* **DOCUMENT**:

756-7 DEEMED INCOME
756-7 A. DEEMING THE INCOME OF A STEPPARENT
Not all cases with stepparents require deeming. Stepparents receiving Temporary Assistance or SSI are excluded from this process. If the stepparent has income, lives in the home, and does not have his or her needs included in the grant, the computations are:
Determine the stepparent's earned income for the month, using the policies just as if the stepparent were a Temporary Assistance applicant. If there is earned income from self-employment, allow all proper costs of doing business as deductions.
Subtract $90 for work expenses from the stepparent's earned income. For self-employment income, this deduction is allowed only in the months he or she actually works, not in any other prorated months.
The result of this subtraction is added to the total of all countable unearned income received by the stepparent. Exclude any unearned income excluded for Temporary Assistance applicants, but include any income received by the stepparent on behalf of children not in the grant who live in the home.
From the total of earned and unearned income, 3 possible deductions are subtracted if they apply:
If the stepparent claims anyone outside the home as a federal income tax dependent, any actual payment made or reasonably expected to be paid is allowed as a deduction; and
If the stepparent pays child support or alimony to anyone outside the home, any actual payment made or expected to be made is allowed as an additional deduction; and
The stepparent and anyone else in the home are entitled to a deduction for their personal needs, if the stepparent claims them as federal income tax dependents and if they are not included in the Temporary Assistance case.
The amount of this deduction is computed by using the appropriate Temporary Assistance need standard, usually the adult-included standard. Second and additional adults are added as if they were additional children. If the stepparent is alone, he or she receives the pregnant woman standard amount as a deduction.
After all the allowable deductions are totaled, that total is subtracted from the total income.
The net income resulting is the stepparent's net countable income.
The income period used for stepparents is the month used for the applicant or recipient.
756-7 B. DEEMING THE INCOME OF THE PARENT OF A MINOR PARENT
For the purposes of this section, a minor parent is a parent under the age of eighteen who is not married or emancipated.
If a minor parent of a dependent child lives in the home of his or her own parent, and the parent has not applied for and is not receiving Temporary Assistance, the income of the parent must be deemed available to the minor parent and dependent child.
This deeming computation continues through the month of a minor parent's eighteenth birthday and is applied in the 185% test, the eligibility determination test, and the payment computation. The deductions given in deeming the income are similar to those given to stepparents.

* **EXERCISE INSTRUCTIONS**: Extract the part of the deemed income policy that runs from "After all the" up to and including "net countable income.", copying it word for word.

* **EXTRACTED RECORDS**:
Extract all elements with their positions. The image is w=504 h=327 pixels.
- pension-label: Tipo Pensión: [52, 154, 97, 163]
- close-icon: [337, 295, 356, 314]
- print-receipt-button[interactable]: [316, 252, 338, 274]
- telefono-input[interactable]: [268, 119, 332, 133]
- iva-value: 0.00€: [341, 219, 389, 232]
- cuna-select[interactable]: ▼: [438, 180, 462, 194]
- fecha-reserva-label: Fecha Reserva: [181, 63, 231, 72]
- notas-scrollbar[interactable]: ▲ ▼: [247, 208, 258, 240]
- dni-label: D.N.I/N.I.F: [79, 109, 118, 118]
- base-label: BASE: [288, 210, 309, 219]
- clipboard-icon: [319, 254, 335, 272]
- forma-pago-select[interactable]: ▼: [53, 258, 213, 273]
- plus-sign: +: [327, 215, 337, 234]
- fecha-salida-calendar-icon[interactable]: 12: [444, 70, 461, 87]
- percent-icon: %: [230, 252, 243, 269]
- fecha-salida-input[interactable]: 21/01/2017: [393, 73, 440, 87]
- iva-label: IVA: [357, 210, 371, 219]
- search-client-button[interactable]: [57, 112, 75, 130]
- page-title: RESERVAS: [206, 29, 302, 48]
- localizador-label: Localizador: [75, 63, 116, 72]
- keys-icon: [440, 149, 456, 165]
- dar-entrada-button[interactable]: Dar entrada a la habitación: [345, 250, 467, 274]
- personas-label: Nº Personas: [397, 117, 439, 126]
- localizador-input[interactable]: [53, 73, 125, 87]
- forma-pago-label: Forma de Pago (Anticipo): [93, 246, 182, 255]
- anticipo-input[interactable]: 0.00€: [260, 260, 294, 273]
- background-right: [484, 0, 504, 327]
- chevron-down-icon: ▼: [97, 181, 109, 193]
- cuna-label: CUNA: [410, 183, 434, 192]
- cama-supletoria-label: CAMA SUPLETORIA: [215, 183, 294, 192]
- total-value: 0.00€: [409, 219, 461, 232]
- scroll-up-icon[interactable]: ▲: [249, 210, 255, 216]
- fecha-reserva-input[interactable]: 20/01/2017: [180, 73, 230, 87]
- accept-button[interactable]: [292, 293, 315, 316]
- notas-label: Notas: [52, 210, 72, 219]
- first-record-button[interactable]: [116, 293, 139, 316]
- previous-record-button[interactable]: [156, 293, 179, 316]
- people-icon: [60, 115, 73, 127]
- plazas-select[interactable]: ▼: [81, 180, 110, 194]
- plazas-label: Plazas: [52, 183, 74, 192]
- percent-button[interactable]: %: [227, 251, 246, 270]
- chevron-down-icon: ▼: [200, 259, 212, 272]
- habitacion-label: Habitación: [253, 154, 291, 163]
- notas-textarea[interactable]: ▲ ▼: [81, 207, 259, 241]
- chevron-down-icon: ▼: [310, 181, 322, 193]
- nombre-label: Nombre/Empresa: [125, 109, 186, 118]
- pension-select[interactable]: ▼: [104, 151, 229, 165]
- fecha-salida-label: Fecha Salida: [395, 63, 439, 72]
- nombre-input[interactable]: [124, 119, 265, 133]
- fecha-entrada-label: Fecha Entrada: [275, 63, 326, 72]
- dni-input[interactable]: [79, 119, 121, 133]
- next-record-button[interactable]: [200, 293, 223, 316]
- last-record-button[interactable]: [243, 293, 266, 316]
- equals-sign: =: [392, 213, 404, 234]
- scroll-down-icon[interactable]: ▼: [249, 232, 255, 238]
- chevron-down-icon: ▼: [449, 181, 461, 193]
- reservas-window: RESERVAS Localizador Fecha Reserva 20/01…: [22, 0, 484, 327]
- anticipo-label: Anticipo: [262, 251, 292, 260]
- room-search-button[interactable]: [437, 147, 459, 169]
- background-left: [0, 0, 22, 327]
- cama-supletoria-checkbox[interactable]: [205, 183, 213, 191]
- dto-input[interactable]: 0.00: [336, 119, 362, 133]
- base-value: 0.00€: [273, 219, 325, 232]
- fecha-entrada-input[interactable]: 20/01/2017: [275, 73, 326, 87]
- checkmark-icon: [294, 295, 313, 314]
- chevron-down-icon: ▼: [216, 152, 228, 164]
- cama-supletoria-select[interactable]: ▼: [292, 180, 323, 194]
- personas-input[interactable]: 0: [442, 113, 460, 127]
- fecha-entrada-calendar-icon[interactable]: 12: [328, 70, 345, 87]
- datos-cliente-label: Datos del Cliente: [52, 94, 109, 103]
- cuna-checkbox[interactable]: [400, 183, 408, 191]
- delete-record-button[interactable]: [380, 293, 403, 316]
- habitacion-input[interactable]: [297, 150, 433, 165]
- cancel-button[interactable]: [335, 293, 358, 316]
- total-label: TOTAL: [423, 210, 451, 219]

* **EXPECTED ANSWER**:
After all the allowable deductions are totaled, that total is subtracted from the total income.
The net income resulting is the stepparent's net countable income.